## [Problem to solve]
Gather all lines with the word "меньше" in them.

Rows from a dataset
^^^^^^^^

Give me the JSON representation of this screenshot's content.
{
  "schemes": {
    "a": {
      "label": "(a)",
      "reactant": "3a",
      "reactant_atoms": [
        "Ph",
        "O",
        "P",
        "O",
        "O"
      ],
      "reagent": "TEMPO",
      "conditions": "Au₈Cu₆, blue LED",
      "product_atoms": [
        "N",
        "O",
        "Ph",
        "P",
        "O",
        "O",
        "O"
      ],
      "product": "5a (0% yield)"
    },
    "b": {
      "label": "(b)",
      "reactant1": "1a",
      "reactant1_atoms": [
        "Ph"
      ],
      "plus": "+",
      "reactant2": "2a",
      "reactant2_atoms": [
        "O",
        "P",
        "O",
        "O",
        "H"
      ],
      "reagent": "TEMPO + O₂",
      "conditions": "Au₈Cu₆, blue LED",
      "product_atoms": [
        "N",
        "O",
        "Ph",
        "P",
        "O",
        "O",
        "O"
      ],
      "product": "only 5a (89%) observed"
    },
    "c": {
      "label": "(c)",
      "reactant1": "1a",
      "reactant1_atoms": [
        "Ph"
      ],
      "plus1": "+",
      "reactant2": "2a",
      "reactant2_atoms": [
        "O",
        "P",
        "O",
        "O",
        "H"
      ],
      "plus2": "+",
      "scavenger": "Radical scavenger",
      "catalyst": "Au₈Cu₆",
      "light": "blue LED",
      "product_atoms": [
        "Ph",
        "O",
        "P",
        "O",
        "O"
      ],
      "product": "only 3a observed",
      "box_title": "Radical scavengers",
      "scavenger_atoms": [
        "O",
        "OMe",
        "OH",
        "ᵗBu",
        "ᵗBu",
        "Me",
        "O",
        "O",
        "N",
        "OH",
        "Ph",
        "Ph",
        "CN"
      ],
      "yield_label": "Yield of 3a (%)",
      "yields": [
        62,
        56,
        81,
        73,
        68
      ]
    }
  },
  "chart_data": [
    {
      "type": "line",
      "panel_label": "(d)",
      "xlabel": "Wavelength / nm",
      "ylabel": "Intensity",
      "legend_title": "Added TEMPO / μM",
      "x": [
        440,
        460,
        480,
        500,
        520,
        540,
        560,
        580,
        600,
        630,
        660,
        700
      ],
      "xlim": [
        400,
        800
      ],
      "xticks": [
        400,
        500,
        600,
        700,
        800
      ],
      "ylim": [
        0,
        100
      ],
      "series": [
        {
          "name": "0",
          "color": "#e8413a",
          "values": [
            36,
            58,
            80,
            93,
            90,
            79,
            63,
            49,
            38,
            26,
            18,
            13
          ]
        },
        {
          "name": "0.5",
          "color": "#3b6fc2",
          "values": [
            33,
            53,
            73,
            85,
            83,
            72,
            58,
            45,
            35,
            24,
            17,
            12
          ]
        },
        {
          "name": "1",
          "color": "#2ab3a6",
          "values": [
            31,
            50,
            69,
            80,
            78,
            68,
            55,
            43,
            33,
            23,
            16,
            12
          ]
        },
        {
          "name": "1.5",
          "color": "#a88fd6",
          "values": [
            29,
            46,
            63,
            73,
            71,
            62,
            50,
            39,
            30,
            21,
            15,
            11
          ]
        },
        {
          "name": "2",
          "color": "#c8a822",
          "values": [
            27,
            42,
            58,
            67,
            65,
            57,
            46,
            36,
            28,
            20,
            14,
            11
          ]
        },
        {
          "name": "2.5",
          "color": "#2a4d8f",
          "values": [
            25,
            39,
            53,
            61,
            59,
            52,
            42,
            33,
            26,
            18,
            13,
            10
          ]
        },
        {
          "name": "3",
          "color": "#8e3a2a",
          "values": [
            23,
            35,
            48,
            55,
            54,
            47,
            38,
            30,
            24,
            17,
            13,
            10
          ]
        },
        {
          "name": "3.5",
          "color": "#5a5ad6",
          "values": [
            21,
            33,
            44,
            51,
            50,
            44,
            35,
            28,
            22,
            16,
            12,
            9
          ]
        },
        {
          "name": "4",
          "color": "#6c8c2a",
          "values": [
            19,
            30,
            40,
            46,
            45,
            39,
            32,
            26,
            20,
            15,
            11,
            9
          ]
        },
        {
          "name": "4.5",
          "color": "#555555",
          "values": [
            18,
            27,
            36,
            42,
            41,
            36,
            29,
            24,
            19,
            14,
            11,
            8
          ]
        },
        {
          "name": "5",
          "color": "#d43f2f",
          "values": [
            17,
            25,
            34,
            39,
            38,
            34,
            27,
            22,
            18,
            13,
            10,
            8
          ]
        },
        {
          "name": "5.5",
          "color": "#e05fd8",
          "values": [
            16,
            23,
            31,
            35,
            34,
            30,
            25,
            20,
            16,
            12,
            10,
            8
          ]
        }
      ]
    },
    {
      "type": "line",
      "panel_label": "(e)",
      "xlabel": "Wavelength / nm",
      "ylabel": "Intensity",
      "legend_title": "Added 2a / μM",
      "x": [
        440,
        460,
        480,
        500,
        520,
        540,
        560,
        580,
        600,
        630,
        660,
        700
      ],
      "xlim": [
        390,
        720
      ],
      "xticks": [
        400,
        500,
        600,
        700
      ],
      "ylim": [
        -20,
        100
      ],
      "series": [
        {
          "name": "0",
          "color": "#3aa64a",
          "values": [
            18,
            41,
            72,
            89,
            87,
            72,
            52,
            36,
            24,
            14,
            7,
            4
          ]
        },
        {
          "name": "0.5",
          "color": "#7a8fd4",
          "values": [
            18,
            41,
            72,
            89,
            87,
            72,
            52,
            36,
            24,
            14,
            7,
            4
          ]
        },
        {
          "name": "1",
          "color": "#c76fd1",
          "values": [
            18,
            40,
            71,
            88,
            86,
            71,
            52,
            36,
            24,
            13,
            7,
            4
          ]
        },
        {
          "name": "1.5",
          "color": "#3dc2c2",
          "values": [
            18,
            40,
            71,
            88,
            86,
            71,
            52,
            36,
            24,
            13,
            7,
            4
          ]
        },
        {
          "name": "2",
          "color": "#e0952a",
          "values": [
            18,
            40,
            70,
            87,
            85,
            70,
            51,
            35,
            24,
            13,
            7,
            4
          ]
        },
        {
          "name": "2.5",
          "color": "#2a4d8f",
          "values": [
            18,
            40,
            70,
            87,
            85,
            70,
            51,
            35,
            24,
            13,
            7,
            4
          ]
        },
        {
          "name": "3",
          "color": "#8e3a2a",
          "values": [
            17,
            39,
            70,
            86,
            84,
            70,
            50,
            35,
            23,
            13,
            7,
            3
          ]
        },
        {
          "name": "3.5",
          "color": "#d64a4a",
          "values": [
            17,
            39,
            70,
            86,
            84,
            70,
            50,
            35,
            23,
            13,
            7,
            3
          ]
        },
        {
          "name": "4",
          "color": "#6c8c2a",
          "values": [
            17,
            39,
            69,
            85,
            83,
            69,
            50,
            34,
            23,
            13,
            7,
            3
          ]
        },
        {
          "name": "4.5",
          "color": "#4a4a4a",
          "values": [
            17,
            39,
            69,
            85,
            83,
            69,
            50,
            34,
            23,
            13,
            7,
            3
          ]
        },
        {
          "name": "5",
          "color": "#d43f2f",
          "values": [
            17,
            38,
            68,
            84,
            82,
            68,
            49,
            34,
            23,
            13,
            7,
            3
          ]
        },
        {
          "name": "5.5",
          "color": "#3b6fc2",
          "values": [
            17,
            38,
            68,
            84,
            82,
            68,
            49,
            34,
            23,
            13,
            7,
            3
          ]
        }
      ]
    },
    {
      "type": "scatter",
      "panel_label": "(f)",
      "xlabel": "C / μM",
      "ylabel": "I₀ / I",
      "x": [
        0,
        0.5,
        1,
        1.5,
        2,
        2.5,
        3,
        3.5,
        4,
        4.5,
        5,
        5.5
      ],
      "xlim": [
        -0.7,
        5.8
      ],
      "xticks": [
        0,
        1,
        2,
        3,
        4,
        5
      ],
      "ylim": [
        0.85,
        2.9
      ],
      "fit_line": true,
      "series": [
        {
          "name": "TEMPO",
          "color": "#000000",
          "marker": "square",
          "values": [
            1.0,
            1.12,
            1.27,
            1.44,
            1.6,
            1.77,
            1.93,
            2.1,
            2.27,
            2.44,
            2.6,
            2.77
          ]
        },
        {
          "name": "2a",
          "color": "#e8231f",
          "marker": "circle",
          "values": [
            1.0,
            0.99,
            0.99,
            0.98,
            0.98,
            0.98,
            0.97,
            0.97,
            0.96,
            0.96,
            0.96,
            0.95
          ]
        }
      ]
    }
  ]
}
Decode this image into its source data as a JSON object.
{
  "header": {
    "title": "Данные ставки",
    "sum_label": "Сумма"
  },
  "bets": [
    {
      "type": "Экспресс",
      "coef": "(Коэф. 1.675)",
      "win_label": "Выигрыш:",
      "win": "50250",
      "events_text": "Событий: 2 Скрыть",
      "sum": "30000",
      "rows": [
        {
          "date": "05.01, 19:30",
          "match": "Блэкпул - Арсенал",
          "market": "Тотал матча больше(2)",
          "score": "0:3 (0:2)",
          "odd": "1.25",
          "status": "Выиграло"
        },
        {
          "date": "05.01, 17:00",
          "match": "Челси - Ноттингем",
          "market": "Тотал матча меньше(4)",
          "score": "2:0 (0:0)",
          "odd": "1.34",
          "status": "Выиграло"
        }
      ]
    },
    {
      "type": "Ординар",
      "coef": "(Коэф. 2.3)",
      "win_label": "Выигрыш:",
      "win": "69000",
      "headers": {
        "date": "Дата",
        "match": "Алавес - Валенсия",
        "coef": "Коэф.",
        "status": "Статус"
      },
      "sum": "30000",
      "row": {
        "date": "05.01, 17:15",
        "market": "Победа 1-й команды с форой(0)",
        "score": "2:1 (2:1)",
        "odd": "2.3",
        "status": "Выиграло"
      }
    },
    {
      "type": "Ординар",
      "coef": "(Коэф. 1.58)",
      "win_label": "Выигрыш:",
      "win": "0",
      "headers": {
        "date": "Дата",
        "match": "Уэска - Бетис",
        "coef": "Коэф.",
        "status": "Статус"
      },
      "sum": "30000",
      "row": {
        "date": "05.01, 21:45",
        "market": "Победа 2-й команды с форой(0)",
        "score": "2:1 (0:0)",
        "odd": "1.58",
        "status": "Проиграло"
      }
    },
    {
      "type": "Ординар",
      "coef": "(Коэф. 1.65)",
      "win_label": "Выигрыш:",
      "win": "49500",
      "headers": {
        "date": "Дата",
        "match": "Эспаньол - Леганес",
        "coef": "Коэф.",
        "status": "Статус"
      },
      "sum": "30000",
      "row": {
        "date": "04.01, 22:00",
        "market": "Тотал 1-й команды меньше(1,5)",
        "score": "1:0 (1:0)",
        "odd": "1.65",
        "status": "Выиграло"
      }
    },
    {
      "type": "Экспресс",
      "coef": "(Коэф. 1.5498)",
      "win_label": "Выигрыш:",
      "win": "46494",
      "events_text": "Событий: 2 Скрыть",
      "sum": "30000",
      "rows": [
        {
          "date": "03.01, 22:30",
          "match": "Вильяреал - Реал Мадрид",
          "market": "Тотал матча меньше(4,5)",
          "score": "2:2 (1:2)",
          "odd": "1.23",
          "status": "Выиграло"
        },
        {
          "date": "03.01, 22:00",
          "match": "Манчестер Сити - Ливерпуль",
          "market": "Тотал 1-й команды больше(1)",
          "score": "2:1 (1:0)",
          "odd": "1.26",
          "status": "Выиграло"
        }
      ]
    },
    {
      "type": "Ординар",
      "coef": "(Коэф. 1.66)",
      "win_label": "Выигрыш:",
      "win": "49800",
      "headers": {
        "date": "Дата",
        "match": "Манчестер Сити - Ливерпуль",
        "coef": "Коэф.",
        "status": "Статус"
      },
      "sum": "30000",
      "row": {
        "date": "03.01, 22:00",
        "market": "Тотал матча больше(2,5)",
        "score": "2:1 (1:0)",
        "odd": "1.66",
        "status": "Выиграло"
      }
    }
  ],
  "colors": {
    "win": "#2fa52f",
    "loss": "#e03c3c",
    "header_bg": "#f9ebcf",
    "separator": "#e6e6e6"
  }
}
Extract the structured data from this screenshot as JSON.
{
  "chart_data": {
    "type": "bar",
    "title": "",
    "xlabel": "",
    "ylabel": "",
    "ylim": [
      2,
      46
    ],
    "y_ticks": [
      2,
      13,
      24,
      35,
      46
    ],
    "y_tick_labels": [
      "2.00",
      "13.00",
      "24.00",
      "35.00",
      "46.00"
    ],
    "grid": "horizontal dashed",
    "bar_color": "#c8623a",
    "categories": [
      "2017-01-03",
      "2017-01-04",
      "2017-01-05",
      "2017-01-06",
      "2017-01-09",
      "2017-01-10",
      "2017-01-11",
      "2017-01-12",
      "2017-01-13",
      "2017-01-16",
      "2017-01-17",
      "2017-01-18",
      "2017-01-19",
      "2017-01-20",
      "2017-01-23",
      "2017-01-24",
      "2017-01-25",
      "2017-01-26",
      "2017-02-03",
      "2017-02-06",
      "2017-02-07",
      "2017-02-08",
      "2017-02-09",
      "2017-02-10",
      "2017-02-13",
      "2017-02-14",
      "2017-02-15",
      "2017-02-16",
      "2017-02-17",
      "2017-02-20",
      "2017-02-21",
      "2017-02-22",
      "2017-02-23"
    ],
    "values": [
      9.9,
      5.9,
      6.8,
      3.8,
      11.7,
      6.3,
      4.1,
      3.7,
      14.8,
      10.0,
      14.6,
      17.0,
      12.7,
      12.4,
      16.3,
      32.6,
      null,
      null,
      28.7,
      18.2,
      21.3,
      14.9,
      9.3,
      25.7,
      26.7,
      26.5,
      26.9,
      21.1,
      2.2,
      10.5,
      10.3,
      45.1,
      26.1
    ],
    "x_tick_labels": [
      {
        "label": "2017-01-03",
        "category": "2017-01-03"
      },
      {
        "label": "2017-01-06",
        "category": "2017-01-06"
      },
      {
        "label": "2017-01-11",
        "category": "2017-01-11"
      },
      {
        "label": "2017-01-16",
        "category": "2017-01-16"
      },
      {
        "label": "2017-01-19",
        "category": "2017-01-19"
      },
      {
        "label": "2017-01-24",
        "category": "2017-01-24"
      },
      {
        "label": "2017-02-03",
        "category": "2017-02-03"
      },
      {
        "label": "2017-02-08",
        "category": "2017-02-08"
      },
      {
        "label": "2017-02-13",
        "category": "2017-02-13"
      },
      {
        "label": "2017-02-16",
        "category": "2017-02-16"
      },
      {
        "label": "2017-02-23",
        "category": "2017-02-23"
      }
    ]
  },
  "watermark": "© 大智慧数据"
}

^^^^^^^^

## [Solved problem]
          "market": "Тотал матча меньше(4)",
        "market": "Тотал 1-й команды меньше(1,5)",
          "market": "Тотал матча меньше(4,5)",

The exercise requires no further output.